- _Your objective_
Exactly repeat the material, dropping every picture from the copy.

Stored data:
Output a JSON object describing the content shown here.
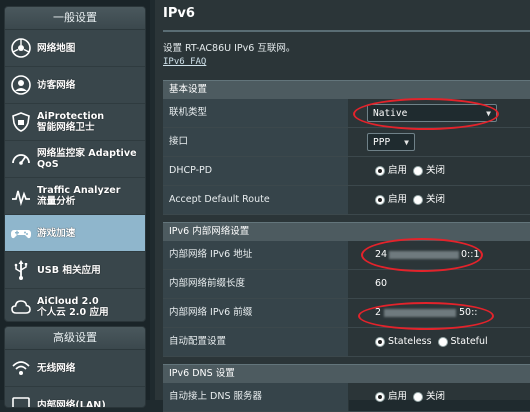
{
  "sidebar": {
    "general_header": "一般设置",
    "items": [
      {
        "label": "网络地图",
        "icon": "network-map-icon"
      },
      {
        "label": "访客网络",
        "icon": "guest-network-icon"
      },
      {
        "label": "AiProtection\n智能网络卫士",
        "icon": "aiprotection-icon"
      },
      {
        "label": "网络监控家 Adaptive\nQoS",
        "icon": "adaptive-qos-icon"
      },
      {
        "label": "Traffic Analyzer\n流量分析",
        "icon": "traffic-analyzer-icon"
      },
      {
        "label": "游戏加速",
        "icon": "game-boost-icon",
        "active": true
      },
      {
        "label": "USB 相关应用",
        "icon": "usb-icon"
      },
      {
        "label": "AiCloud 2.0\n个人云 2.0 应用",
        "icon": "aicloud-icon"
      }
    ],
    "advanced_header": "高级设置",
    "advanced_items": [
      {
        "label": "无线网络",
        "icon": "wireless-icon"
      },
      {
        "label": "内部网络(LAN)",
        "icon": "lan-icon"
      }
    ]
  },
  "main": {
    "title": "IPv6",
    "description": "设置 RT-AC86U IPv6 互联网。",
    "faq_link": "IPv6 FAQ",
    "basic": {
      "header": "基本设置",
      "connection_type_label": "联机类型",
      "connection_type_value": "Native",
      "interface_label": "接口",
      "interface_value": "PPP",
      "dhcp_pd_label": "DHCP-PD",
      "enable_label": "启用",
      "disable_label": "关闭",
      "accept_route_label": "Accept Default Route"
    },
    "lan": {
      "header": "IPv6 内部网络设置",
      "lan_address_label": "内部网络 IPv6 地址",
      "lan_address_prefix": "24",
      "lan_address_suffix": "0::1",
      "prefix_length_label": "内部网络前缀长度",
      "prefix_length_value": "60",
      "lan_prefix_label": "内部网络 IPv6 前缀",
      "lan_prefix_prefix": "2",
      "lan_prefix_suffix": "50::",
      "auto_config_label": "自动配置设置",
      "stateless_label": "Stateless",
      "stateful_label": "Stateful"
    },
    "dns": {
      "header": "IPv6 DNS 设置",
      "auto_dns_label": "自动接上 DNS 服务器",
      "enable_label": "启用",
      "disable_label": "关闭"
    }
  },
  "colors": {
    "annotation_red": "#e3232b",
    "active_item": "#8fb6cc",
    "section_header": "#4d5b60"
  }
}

- _Output for this task_
Output a JSON object describing the content shown here.
{
  "sidebar": {
    "general_header": "一般设置",
    "items": [
      {
        "label": "网络地图",
        "icon": "network-map-icon"
      },
      {
        "label": "访客网络",
        "icon": "guest-network-icon"
      },
      {
        "label": "AiProtection\n智能网络卫士",
        "icon": "aiprotection-icon"
      },
      {
        "label": "网络监控家 Adaptive\nQoS",
        "icon": "adaptive-qos-icon"
      },
      {
        "label": "Traffic Analyzer\n流量分析",
        "icon": "traffic-analyzer-icon"
      },
      {
        "label": "游戏加速",
        "icon": "game-boost-icon",
        "active": true
      },
      {
        "label": "USB 相关应用",
        "icon": "usb-icon"
      },
      {
        "label": "AiCloud 2.0\n个人云 2.0 应用",
        "icon": "aicloud-icon"
      }
    ],
    "advanced_header": "高级设置",
    "advanced_items": [
      {
        "label": "无线网络",
        "icon": "wireless-icon"
      },
      {
        "label": "内部网络(LAN)",
        "icon": "lan-icon"
      }
    ]
  },
  "main": {
    "title": "IPv6",
    "description": "设置 RT-AC86U IPv6 互联网。",
    "faq_link": "IPv6 FAQ",
    "basic": {
      "header": "基本设置",
      "connection_type_label": "联机类型",
      "connection_type_value": "Native",
      "interface_label": "接口",
      "interface_value": "PPP",
      "dhcp_pd_label": "DHCP-PD",
      "enable_label": "启用",
      "disable_label": "关闭",
      "accept_route_label": "Accept Default Route"
    },
    "lan": {
      "header": "IPv6 内部网络设置",
      "lan_address_label": "内部网络 IPv6 地址",
      "lan_address_prefix": "24",
      "lan_address_suffix": "0::1",
      "prefix_length_label": "内部网络前缀长度",
      "prefix_length_value": "60",
      "lan_prefix_label": "内部网络 IPv6 前缀",
      "lan_prefix_prefix": "2",
      "lan_prefix_suffix": "50::",
      "auto_config_label": "自动配置设置",
      "stateless_label": "Stateless",
      "stateful_label": "Stateful"
    },
    "dns": {
      "header": "IPv6 DNS 设置",
      "auto_dns_label": "自动接上 DNS 服务器",
      "enable_label": "启用",
      "disable_label": "关闭"
    }
  },
  "colors": {
    "annotation_red": "#e3232b",
    "active_item": "#8fb6cc",
    "section_header": "#4d5b60"
  }
}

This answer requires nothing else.